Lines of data
____

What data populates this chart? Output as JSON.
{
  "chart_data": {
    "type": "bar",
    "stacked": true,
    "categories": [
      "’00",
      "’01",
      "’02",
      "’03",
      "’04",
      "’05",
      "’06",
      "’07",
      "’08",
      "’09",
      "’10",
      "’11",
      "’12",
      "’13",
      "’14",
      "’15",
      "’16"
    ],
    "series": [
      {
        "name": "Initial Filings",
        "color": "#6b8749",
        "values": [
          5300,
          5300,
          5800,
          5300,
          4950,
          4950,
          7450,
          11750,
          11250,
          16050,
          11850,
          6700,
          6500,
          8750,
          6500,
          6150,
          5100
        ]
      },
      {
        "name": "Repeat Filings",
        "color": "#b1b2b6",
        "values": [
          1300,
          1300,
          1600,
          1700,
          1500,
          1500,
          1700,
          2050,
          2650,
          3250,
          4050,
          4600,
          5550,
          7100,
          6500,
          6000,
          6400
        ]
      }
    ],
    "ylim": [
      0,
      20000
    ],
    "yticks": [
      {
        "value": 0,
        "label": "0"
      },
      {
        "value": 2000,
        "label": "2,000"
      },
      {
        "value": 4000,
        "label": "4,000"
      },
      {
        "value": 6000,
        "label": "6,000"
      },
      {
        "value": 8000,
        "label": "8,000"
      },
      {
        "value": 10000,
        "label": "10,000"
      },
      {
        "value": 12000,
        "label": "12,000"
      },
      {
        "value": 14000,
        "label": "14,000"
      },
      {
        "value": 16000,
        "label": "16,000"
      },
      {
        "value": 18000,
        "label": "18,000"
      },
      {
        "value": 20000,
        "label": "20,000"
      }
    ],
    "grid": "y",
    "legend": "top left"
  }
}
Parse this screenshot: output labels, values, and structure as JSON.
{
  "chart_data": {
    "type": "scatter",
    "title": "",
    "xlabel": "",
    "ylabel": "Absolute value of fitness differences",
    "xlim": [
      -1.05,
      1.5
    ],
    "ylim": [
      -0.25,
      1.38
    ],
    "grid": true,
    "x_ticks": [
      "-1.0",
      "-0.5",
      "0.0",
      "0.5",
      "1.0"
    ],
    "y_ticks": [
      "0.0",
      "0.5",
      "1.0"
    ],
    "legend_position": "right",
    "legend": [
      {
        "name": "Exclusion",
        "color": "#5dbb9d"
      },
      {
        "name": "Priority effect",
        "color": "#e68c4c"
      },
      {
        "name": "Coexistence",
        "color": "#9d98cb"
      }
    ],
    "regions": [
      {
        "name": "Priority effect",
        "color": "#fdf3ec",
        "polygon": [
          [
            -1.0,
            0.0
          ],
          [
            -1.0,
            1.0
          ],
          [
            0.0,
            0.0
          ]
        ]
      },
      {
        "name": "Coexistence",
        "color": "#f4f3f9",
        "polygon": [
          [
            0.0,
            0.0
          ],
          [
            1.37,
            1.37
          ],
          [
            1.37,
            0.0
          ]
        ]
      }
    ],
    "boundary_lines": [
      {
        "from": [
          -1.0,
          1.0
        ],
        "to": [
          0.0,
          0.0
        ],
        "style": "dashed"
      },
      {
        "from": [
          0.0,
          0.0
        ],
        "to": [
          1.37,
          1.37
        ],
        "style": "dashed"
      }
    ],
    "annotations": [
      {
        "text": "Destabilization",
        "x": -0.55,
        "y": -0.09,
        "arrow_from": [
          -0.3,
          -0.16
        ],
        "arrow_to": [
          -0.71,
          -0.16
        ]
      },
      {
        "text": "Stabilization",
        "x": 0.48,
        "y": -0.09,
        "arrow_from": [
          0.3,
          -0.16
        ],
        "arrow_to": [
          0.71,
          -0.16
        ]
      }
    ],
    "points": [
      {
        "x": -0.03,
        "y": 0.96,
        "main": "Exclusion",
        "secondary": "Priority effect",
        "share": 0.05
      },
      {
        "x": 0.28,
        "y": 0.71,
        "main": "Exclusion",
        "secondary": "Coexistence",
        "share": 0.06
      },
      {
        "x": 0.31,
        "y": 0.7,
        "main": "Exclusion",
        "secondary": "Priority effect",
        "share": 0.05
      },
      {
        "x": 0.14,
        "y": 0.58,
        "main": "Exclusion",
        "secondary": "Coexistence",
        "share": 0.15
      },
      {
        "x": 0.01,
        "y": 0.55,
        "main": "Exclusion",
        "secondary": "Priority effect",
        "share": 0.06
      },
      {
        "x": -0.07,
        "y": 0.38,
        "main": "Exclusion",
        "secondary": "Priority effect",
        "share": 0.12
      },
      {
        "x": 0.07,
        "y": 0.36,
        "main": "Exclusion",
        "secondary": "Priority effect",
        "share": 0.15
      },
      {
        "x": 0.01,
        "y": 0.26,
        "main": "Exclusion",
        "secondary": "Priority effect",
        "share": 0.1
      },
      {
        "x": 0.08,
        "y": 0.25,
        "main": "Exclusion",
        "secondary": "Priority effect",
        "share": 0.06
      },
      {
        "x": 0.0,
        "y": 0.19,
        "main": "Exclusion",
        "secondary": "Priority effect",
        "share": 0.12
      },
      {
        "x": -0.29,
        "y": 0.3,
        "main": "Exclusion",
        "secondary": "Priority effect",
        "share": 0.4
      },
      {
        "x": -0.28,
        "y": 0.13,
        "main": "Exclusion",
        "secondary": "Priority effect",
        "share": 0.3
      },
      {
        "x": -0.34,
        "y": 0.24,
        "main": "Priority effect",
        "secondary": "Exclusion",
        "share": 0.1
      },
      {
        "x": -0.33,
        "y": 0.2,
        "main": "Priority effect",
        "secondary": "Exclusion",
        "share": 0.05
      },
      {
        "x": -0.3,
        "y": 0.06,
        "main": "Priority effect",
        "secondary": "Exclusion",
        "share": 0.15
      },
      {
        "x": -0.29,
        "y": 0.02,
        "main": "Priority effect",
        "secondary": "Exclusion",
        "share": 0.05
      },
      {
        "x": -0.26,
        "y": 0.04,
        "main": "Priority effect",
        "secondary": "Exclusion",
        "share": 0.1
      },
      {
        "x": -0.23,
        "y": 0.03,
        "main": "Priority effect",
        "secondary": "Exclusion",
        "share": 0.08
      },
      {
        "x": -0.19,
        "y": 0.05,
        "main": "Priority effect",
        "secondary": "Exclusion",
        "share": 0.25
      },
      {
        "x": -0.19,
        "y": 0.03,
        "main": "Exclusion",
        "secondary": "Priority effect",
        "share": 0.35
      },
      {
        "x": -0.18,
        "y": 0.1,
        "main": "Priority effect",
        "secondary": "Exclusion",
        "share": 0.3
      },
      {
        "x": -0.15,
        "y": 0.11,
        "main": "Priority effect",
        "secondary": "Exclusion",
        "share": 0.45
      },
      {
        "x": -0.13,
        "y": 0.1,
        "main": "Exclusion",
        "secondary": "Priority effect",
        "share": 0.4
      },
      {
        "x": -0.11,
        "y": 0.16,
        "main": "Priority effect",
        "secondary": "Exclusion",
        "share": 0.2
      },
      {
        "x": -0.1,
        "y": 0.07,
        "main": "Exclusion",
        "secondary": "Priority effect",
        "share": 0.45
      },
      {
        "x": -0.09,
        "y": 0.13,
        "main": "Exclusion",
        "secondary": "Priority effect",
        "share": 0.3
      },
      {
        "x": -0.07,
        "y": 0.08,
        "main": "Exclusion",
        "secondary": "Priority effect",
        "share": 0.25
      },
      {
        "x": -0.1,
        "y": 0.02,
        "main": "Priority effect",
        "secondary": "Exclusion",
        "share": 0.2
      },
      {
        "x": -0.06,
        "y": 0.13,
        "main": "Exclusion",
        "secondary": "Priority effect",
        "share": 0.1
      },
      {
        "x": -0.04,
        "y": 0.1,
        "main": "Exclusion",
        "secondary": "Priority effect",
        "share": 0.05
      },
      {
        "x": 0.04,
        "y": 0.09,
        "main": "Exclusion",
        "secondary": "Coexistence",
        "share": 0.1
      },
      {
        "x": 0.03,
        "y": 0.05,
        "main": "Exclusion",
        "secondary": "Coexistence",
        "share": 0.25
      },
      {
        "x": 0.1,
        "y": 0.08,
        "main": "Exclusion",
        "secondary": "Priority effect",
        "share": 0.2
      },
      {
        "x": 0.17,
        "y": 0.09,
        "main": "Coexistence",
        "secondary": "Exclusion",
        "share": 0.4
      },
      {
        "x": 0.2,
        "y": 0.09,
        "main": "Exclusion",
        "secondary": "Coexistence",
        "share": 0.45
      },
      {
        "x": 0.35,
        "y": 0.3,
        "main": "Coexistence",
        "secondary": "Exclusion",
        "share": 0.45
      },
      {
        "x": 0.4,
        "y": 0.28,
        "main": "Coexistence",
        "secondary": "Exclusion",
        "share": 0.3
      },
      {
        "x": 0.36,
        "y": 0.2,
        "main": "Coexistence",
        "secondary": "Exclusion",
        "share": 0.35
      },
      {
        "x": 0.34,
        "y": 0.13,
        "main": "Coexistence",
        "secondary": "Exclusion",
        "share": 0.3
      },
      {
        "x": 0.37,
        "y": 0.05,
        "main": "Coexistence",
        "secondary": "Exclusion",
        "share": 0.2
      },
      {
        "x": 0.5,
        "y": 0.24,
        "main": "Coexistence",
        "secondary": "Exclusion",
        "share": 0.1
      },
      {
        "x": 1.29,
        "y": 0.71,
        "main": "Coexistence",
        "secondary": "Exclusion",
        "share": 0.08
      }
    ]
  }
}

____

Goal :: Scan the data above; copy every line where "name" appears.

Reply to the task ::
        "name": "Initial Filings",
        "name": "Repeat Filings",
        "name": "Exclusion",
        "name": "Priority effect",
        "name": "Coexistence",
        "name": "Priority effect",
        "name": "Coexistence",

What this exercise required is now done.